## Your objective
Copy out each line of the material below with no changes.

## Material to process
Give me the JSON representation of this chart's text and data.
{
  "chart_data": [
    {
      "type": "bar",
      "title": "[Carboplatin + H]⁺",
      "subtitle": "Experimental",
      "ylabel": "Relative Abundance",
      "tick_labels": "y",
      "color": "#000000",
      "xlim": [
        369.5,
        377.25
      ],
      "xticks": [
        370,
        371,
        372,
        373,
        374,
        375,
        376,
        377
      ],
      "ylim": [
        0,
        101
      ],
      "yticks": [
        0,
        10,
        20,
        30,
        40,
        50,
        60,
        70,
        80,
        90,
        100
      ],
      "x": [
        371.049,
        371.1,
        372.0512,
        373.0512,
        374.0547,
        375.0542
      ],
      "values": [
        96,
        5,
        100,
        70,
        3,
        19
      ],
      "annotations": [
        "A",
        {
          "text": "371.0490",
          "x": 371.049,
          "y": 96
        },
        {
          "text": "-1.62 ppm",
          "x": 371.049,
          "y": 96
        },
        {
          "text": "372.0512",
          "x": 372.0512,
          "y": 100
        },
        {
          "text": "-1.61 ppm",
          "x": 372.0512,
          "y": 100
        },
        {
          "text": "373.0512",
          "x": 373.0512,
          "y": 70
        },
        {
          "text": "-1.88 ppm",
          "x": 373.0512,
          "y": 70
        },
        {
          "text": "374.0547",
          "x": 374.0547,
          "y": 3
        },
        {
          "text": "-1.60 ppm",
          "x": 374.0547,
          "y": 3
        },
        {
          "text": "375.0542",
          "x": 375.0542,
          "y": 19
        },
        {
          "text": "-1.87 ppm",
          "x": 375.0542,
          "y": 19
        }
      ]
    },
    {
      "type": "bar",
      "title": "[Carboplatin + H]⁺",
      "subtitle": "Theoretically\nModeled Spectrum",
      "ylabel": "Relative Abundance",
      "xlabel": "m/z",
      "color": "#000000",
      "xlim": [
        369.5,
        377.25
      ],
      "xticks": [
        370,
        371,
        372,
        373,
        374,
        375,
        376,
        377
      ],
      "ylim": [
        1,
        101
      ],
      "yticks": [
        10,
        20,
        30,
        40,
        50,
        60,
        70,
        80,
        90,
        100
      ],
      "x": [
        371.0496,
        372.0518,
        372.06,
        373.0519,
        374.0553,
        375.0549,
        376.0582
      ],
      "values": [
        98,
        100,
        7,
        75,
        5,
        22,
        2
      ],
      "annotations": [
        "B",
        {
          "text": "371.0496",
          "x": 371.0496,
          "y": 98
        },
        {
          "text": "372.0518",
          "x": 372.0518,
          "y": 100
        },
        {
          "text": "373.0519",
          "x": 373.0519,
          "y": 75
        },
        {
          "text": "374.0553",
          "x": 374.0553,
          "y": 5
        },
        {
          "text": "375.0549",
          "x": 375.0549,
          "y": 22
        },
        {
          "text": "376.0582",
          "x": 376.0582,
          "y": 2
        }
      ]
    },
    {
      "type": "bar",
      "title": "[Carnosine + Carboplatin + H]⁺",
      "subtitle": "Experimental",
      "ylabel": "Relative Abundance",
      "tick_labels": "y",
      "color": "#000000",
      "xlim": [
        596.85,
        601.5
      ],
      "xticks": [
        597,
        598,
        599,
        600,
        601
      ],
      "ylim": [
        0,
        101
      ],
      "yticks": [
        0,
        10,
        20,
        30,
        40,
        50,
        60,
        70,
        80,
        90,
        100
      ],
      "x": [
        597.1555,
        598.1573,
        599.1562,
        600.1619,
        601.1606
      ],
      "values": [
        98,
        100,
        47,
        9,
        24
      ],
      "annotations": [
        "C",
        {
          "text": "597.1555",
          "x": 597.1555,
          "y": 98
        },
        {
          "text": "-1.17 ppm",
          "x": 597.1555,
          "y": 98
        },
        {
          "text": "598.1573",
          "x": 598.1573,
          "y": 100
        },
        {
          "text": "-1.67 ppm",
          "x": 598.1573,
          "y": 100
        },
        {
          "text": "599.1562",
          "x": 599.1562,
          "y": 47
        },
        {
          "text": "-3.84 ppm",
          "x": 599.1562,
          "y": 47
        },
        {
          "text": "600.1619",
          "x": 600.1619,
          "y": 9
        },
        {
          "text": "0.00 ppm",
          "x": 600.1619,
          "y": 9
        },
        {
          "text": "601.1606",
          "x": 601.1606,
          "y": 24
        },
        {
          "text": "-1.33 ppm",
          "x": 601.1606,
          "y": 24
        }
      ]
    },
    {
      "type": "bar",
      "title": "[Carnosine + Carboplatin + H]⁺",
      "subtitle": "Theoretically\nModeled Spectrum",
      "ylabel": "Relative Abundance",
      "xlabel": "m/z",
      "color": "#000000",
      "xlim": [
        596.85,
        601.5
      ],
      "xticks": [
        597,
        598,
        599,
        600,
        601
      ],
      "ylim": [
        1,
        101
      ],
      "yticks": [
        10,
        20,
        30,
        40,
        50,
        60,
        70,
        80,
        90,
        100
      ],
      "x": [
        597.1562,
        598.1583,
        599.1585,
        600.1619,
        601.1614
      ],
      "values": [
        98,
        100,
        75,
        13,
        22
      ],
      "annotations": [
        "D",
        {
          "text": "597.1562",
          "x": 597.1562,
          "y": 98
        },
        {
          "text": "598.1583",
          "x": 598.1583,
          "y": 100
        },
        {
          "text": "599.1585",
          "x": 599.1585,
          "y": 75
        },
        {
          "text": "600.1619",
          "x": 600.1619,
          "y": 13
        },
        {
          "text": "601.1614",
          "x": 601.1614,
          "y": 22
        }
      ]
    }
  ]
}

## Solution for this task
Give me the JSON representation of this chart's text and data.
{
  "chart_data": [
    {
      "type": "bar",
      "title": "[Carboplatin + H]⁺",
      "subtitle": "Experimental",
      "ylabel": "Relative Abundance",
      "tick_labels": "y",
      "color": "#000000",
      "xlim": [
        369.5,
        377.25
      ],
      "xticks": [
        370,
        371,
        372,
        373,
        374,
        375,
        376,
        377
      ],
      "ylim": [
        0,
        101
      ],
      "yticks": [
        0,
        10,
        20,
        30,
        40,
        50,
        60,
        70,
        80,
        90,
        100
      ],
      "x": [
        371.049,
        371.1,
        372.0512,
        373.0512,
        374.0547,
        375.0542
      ],
      "values": [
        96,
        5,
        100,
        70,
        3,
        19
      ],
      "annotations": [
        "A",
        {
          "text": "371.0490",
          "x": 371.049,
          "y": 96
        },
        {
          "text": "-1.62 ppm",
          "x": 371.049,
          "y": 96
        },
        {
          "text": "372.0512",
          "x": 372.0512,
          "y": 100
        },
        {
          "text": "-1.61 ppm",
          "x": 372.0512,
          "y": 100
        },
        {
          "text": "373.0512",
          "x": 373.0512,
          "y": 70
        },
        {
          "text": "-1.88 ppm",
          "x": 373.0512,
          "y": 70
        },
        {
          "text": "374.0547",
          "x": 374.0547,
          "y": 3
        },
        {
          "text": "-1.60 ppm",
          "x": 374.0547,
          "y": 3
        },
        {
          "text": "375.0542",
          "x": 375.0542,
          "y": 19
        },
        {
          "text": "-1.87 ppm",
          "x": 375.0542,
          "y": 19
        }
      ]
    },
    {
      "type": "bar",
      "title": "[Carboplatin + H]⁺",
      "subtitle": "Theoretically\nModeled Spectrum",
      "ylabel": "Relative Abundance",
      "xlabel": "m/z",
      "color": "#000000",
      "xlim": [
        369.5,
        377.25
      ],
      "xticks": [
        370,
        371,
        372,
        373,
        374,
        375,
        376,
        377
      ],
      "ylim": [
        1,
        101
      ],
      "yticks": [
        10,
        20,
        30,
        40,
        50,
        60,
        70,
        80,
        90,
        100
      ],
      "x": [
        371.0496,
        372.0518,
        372.06,
        373.0519,
        374.0553,
        375.0549,
        376.0582
      ],
      "values": [
        98,
        100,
        7,
        75,
        5,
        22,
        2
      ],
      "annotations": [
        "B",
        {
          "text": "371.0496",
          "x": 371.0496,
          "y": 98
        },
        {
          "text": "372.0518",
          "x": 372.0518,
          "y": 100
        },
        {
          "text": "373.0519",
          "x": 373.0519,
          "y": 75
        },
        {
          "text": "374.0553",
          "x": 374.0553,
          "y": 5
        },
        {
          "text": "375.0549",
          "x": 375.0549,
          "y": 22
        },
        {
          "text": "376.0582",
          "x": 376.0582,
          "y": 2
        }
      ]
    },
    {
      "type": "bar",
      "title": "[Carnosine + Carboplatin + H]⁺",
      "subtitle": "Experimental",
      "ylabel": "Relative Abundance",
      "tick_labels": "y",
      "color": "#000000",
      "xlim": [
        596.85,
        601.5
      ],
      "xticks": [
        597,
        598,
        599,
        600,
        601
      ],
      "ylim": [
        0,
        101
      ],
      "yticks": [
        0,
        10,
        20,
        30,
        40,
        50,
        60,
        70,
        80,
        90,
        100
      ],
      "x": [
        597.1555,
        598.1573,
        599.1562,
        600.1619,
        601.1606
      ],
      "values": [
        98,
        100,
        47,
        9,
        24
      ],
      "annotations": [
        "C",
        {
          "text": "597.1555",
          "x": 597.1555,
          "y": 98
        },
        {
          "text": "-1.17 ppm",
          "x": 597.1555,
          "y": 98
        },
        {
          "text": "598.1573",
          "x": 598.1573,
          "y": 100
        },
        {
          "text": "-1.67 ppm",
          "x": 598.1573,
          "y": 100
        },
        {
          "text": "599.1562",
          "x": 599.1562,
          "y": 47
        },
        {
          "text": "-3.84 ppm",
          "x": 599.1562,
          "y": 47
        },
        {
          "text": "600.1619",
          "x": 600.1619,
          "y": 9
        },
        {
          "text": "0.00 ppm",
          "x": 600.1619,
          "y": 9
        },
        {
          "text": "601.1606",
          "x": 601.1606,
          "y": 24
        },
        {
          "text": "-1.33 ppm",
          "x": 601.1606,
          "y": 24
        }
      ]
    },
    {
      "type": "bar",
      "title": "[Carnosine + Carboplatin + H]⁺",
      "subtitle": "Theoretically\nModeled Spectrum",
      "ylabel": "Relative Abundance",
      "xlabel": "m/z",
      "color": "#000000",
      "xlim": [
        596.85,
        601.5
      ],
      "xticks": [
        597,
        598,
        599,
        600,
        601
      ],
      "ylim": [
        1,
        101
      ],
      "yticks": [
        10,
        20,
        30,
        40,
        50,
        60,
        70,
        80,
        90,
        100
      ],
      "x": [
        597.1562,
        598.1583,
        599.1585,
        600.1619,
        601.1614
      ],
      "values": [
        98,
        100,
        75,
        13,
        22
      ],
      "annotations": [
        "D",
        {
          "text": "597.1562",
          "x": 597.1562,
          "y": 98
        },
        {
          "text": "598.1583",
          "x": 598.1583,
          "y": 100
        },
        {
          "text": "599.1585",
          "x": 599.1585,
          "y": 75
        },
        {
          "text": "600.1619",
          "x": 600.1619,
          "y": 13
        },
        {
          "text": "601.1614",
          "x": 601.1614,
          "y": 22
        }
      ]
    }
  ]
}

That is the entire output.